Objective: Scan the material that follows. Copy every line containing the word "this".

===== Dataset rows

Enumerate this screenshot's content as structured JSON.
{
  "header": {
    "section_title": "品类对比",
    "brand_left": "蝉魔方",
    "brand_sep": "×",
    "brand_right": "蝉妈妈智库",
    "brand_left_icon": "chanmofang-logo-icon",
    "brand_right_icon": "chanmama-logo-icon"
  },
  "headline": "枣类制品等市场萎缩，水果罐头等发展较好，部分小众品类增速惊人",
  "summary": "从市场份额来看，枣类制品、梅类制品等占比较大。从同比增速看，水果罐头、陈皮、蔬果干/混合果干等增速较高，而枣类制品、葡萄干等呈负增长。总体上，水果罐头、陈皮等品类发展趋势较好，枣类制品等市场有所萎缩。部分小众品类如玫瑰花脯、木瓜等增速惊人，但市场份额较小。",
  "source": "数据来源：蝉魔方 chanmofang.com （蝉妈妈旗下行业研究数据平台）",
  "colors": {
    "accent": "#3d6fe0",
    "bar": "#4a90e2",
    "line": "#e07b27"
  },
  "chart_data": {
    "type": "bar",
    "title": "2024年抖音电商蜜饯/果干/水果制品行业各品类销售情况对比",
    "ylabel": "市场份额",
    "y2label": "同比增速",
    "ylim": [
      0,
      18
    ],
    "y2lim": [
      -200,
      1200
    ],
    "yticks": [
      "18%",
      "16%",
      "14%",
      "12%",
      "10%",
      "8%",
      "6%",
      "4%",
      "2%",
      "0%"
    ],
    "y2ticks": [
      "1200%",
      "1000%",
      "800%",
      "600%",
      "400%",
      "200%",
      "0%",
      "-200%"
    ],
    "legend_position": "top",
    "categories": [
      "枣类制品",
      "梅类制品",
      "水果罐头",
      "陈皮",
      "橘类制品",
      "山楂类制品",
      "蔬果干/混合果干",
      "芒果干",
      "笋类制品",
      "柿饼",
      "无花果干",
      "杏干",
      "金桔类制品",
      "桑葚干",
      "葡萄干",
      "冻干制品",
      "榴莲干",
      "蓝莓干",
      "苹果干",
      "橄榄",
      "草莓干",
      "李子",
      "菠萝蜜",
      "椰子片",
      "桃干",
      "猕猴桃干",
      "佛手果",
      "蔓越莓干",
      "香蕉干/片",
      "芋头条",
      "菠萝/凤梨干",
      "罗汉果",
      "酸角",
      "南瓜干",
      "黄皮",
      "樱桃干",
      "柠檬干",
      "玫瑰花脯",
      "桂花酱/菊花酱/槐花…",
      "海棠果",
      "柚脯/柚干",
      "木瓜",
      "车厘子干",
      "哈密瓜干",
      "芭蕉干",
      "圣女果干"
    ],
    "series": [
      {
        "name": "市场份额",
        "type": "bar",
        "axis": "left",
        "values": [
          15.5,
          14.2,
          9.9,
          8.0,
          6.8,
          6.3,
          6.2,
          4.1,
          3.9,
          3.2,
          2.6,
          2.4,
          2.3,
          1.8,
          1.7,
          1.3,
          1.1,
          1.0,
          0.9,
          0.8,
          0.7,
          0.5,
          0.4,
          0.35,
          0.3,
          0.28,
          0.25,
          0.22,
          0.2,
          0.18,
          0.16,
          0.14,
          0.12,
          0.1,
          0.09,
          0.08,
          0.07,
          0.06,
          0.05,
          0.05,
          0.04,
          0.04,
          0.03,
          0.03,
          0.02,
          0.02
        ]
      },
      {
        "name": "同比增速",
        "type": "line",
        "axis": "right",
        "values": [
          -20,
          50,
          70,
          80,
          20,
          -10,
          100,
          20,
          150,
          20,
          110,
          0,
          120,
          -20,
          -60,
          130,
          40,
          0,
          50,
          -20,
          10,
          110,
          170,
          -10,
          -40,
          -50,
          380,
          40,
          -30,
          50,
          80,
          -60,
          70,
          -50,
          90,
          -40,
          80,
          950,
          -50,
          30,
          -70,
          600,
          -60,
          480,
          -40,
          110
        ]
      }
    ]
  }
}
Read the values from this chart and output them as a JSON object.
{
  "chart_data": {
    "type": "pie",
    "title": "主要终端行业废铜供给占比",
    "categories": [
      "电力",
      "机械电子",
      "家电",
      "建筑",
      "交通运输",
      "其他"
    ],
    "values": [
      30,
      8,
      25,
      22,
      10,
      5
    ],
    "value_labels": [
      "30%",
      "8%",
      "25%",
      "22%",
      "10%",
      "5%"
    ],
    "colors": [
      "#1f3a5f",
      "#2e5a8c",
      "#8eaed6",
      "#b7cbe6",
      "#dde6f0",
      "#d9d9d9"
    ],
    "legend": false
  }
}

==========

Task output:
Enumerate this screenshot's content as structured JSON.
Read the values from this chart and output them as a JSON object.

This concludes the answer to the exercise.